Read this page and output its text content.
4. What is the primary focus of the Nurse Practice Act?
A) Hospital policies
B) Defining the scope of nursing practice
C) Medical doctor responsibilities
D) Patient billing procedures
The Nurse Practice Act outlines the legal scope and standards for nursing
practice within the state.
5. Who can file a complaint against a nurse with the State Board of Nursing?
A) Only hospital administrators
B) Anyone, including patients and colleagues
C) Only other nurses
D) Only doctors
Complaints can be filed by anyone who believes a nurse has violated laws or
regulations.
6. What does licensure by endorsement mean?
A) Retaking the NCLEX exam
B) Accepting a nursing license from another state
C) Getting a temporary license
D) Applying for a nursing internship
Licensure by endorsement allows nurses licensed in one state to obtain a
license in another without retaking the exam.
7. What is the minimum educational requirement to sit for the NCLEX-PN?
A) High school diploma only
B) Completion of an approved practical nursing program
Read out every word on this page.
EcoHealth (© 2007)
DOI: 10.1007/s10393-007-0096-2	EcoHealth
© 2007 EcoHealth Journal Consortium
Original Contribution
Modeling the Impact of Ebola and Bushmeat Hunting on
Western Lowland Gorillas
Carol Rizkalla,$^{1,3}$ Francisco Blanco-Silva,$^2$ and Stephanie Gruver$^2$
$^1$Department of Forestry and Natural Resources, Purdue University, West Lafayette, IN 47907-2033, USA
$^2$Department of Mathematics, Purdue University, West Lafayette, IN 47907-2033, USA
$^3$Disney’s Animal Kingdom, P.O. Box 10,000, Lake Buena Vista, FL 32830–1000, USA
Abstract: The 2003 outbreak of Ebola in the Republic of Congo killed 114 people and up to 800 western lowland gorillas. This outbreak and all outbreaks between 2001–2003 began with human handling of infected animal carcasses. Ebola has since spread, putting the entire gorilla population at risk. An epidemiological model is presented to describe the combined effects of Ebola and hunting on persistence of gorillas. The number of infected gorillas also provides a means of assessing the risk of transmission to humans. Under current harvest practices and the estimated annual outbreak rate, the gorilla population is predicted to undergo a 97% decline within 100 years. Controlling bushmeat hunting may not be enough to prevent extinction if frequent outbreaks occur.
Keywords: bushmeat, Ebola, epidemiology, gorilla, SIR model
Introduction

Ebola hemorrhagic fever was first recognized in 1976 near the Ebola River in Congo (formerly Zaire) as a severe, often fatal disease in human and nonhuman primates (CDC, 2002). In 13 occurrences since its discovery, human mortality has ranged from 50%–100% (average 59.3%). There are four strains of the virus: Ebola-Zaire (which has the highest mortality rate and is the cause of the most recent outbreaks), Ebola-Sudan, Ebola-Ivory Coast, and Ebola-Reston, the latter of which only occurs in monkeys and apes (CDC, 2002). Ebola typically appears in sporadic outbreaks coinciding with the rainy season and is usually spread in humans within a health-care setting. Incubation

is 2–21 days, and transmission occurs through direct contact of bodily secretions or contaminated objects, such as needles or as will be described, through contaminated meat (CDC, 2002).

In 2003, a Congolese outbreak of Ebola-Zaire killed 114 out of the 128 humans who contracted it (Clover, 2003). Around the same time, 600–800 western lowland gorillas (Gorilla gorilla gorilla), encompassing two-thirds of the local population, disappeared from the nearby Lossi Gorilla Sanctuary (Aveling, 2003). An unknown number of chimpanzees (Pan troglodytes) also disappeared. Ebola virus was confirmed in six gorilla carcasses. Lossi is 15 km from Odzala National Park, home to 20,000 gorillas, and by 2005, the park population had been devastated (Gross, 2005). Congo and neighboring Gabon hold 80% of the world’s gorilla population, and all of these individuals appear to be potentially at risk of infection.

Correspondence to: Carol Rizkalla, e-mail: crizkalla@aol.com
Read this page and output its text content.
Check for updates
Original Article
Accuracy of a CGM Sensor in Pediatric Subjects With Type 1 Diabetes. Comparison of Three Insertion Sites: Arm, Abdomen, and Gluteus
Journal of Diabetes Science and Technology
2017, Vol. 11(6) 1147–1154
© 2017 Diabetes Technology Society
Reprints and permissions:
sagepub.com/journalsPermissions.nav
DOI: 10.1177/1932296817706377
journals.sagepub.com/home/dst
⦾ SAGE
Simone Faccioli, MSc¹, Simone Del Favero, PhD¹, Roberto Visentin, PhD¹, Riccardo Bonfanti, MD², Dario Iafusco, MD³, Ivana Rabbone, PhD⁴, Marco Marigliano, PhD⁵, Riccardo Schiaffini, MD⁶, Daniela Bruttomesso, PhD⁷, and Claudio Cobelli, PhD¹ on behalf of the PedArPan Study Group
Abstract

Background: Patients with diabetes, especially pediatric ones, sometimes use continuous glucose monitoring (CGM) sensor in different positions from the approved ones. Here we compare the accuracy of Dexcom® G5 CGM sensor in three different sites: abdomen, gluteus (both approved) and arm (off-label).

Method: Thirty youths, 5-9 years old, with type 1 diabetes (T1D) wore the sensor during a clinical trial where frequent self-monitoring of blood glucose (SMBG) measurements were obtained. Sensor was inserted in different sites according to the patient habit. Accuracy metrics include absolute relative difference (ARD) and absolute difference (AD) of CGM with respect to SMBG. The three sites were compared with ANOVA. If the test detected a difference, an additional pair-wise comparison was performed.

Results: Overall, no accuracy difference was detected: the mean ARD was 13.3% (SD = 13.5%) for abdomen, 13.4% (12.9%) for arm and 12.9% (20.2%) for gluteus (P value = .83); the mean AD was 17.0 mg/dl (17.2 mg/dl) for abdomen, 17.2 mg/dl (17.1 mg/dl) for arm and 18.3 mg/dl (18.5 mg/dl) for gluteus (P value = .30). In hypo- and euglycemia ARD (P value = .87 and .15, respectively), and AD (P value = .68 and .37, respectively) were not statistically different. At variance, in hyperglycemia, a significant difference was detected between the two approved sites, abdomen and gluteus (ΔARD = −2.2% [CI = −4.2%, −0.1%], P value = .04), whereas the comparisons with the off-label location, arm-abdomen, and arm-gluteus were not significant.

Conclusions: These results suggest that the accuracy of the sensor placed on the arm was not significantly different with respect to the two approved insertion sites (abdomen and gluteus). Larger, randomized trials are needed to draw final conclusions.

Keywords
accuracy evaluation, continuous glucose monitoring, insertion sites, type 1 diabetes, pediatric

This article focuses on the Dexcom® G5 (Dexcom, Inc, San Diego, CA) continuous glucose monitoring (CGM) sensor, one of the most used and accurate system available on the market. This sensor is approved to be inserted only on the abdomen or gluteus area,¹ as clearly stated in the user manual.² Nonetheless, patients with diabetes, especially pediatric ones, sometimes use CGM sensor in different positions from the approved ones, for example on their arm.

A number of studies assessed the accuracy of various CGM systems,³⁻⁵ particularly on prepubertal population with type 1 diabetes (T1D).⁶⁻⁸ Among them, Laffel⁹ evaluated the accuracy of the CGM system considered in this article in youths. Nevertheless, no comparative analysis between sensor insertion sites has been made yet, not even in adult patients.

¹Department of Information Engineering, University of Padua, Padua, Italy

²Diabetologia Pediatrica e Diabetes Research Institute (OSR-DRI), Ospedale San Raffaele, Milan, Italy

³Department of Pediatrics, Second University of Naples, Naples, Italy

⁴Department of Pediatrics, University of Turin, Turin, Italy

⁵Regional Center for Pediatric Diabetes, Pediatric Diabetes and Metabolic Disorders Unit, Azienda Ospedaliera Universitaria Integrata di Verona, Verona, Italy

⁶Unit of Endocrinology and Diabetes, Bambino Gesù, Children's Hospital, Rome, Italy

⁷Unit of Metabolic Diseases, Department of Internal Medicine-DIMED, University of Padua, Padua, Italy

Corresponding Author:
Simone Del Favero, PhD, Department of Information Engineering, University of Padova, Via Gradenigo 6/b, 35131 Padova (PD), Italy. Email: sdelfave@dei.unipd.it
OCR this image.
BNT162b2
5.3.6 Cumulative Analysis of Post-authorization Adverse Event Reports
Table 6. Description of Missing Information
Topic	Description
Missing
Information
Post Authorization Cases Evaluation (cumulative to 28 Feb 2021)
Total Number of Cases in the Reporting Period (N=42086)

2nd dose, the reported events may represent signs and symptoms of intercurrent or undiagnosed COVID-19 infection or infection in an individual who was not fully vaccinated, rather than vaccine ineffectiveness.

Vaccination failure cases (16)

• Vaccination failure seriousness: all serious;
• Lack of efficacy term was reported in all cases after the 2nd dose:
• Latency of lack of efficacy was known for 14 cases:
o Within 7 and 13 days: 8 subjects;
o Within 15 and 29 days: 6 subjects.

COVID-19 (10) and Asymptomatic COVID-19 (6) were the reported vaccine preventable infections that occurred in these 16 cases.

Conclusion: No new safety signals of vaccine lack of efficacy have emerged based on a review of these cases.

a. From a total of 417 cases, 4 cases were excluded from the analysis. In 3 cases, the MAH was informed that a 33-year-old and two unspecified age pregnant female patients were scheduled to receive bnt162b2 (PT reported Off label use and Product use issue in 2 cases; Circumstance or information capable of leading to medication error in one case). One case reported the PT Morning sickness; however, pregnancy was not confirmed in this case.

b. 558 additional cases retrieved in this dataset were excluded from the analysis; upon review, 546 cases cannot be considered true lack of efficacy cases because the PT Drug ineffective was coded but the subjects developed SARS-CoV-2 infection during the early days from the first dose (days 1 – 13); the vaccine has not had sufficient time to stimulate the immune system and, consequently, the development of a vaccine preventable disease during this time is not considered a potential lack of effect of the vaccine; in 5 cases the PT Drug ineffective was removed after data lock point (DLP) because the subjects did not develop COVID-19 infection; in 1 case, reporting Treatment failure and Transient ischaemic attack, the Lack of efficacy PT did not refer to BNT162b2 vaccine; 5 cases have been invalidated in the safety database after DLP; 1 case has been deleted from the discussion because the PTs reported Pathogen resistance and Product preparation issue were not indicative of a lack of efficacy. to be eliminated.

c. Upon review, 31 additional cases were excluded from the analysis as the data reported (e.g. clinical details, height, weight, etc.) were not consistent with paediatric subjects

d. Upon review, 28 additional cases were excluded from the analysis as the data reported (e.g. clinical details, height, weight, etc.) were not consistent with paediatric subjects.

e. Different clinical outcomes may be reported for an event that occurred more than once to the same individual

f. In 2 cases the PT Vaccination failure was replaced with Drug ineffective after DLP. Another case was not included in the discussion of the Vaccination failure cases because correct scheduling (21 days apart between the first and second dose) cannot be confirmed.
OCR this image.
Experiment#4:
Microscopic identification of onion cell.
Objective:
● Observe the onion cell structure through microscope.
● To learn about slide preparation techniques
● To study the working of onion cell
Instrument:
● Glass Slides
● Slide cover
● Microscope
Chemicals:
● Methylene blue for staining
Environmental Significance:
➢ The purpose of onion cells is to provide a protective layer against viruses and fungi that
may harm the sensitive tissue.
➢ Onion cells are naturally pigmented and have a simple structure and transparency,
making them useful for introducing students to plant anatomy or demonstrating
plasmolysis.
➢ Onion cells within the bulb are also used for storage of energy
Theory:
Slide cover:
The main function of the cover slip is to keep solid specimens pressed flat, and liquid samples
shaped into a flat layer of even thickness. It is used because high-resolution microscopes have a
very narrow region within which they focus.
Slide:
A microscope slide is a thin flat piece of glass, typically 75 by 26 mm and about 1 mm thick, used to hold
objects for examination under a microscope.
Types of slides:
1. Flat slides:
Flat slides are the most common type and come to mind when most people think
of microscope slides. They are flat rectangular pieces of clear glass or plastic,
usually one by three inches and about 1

■ ■ ■

Within the records, how many lines include "that"? The answer is the number and nothing else.

5